Stored data entries

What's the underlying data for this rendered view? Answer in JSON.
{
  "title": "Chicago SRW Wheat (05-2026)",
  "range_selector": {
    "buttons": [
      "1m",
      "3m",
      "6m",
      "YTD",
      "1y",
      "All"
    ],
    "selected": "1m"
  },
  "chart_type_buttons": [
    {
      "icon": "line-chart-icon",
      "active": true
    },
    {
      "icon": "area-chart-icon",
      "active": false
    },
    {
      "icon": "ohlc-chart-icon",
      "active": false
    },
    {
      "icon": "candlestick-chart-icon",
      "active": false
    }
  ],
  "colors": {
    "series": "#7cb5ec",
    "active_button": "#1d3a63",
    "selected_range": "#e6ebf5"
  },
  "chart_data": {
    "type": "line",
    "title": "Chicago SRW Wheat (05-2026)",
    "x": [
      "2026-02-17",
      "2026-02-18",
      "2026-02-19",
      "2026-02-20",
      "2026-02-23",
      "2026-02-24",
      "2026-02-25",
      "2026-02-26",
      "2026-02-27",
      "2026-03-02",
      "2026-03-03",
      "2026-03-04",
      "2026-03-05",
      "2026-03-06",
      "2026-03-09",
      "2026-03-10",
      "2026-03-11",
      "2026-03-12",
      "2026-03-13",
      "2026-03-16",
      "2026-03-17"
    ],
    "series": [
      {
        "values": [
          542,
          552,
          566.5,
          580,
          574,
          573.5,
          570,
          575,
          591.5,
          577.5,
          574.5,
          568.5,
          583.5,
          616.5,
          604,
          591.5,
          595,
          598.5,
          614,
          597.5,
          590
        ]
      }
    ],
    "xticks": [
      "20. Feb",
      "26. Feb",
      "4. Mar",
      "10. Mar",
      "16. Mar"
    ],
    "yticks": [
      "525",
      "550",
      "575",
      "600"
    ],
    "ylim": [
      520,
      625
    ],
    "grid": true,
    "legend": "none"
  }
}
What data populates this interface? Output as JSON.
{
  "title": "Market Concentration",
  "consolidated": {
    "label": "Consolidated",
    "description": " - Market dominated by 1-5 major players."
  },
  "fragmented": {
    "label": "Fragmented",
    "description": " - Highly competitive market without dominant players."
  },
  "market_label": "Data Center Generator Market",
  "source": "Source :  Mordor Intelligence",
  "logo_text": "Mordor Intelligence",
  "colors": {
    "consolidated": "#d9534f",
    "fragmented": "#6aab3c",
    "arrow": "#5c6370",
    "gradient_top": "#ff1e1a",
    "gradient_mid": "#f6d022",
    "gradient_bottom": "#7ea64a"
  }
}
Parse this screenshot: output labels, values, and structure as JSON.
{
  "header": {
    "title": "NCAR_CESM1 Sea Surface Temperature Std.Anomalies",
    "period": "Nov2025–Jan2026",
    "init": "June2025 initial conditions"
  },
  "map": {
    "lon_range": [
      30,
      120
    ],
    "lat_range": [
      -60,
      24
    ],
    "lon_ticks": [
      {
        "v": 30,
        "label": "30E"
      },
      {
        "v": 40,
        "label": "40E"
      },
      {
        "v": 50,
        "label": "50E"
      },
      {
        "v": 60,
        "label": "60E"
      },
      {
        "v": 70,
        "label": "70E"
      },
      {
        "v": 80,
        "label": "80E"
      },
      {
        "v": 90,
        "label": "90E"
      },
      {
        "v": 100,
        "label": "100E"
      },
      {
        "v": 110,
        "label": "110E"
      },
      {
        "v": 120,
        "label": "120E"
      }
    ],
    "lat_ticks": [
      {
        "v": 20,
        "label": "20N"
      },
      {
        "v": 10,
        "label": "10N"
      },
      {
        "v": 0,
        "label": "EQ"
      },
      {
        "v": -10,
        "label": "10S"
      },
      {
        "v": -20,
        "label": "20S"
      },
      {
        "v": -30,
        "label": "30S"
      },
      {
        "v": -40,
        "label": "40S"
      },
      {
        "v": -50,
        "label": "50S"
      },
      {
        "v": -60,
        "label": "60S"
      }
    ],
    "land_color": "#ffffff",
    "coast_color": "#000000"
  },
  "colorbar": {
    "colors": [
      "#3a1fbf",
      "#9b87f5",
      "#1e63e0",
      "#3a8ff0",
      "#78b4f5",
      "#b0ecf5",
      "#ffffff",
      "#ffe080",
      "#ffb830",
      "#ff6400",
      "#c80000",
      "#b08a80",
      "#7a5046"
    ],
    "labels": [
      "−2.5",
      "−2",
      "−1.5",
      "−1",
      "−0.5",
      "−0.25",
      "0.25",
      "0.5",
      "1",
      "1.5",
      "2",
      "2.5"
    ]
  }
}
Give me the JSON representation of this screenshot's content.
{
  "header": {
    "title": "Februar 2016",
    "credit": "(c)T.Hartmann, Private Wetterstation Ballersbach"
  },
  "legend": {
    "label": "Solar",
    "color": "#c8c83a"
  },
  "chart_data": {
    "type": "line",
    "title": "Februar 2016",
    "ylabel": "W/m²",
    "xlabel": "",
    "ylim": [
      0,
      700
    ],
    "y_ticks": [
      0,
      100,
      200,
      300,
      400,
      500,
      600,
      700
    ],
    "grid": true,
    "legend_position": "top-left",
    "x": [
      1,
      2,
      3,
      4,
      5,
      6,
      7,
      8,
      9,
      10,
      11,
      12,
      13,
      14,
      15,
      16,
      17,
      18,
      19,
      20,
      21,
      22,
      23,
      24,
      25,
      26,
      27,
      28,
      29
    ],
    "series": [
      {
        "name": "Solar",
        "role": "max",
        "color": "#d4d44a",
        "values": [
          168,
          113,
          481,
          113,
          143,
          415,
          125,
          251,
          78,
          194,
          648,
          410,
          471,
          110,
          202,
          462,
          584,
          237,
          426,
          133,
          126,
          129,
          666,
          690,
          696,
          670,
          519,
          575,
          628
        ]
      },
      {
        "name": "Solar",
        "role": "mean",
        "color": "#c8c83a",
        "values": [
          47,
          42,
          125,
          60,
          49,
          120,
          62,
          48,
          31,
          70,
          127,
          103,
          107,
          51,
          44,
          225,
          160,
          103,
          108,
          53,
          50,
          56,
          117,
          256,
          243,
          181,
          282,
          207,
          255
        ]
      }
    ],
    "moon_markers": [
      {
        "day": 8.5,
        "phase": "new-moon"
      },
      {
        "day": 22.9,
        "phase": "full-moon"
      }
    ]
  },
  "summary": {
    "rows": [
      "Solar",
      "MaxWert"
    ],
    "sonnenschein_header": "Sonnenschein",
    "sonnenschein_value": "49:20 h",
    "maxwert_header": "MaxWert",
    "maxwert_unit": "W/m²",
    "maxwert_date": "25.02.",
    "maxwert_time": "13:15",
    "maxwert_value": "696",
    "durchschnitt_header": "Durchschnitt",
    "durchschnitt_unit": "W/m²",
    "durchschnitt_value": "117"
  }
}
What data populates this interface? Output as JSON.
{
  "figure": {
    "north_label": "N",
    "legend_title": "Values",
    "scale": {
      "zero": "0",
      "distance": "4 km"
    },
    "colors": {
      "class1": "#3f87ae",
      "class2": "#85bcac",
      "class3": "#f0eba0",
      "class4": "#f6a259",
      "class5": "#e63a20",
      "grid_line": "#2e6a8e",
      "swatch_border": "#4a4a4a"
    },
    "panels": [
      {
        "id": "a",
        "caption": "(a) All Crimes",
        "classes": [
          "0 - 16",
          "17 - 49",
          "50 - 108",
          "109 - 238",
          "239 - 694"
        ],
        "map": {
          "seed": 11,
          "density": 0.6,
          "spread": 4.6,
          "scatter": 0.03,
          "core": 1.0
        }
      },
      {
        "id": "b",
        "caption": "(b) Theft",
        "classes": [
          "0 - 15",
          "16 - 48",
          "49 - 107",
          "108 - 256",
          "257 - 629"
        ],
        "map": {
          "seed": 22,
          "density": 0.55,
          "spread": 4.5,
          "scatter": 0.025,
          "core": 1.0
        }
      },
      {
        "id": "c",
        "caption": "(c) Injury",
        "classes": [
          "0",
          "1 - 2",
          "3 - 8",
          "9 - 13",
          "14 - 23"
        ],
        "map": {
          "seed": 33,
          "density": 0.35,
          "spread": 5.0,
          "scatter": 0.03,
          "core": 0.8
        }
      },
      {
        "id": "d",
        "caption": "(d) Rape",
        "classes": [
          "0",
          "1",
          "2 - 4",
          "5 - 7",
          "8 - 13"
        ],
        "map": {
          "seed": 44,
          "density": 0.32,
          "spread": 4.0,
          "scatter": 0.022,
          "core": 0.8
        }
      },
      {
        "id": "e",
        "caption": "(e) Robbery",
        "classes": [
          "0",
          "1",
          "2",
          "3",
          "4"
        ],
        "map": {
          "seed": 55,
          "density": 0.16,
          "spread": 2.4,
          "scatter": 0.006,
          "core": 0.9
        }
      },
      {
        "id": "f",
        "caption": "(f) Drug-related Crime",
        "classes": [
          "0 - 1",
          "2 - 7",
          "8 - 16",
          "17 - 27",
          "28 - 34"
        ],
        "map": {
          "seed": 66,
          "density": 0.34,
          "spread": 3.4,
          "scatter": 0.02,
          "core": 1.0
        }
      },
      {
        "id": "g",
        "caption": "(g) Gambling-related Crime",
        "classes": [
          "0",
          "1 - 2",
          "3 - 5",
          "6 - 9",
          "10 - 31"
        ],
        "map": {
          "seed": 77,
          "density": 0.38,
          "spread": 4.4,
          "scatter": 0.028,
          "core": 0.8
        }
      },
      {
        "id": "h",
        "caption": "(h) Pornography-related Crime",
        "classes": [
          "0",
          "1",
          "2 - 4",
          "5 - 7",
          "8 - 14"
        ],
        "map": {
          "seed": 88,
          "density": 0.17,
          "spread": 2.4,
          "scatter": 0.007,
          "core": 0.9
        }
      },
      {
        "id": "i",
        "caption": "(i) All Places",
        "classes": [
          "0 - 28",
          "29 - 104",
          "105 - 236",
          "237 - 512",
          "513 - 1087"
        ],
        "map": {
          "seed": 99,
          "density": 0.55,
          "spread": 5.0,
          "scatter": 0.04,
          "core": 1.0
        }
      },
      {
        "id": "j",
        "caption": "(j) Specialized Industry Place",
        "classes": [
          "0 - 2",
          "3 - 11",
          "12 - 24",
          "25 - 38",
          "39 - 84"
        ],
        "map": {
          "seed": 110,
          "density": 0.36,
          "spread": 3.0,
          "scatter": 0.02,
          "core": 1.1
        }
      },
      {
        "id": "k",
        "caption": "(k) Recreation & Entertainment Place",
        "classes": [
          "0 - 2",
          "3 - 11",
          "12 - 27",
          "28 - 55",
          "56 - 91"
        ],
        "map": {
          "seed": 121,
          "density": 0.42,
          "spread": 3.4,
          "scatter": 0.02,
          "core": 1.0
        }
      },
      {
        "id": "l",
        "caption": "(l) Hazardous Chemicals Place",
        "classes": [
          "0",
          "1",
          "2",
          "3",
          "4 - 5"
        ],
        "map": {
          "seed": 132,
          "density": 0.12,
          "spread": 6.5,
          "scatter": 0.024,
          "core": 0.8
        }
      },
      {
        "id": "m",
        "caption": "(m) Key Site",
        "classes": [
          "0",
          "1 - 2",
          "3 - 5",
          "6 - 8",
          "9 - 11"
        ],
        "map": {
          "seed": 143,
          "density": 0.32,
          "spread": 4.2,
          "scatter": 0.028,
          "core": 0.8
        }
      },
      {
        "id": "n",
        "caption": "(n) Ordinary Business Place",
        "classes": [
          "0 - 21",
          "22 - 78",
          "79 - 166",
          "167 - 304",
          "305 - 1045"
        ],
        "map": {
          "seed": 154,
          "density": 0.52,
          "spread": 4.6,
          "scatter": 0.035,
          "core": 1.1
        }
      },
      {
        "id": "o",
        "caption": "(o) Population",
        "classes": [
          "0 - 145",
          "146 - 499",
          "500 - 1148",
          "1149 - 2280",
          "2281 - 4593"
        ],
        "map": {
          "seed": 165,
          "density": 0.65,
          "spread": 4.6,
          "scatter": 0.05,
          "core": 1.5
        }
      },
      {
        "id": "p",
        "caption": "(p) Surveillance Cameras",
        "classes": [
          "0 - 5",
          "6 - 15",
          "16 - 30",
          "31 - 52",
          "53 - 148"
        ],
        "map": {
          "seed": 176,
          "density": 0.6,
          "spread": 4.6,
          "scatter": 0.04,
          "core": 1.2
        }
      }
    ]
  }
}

PROBLEM TO WORK ON ->
Look above for lines with the word "players" and copy them all.

RESULT OF THIS TASK ->
    "description": " - Market dominated by 1-5 major players."
    "description": " - Highly competitive market without dominant players."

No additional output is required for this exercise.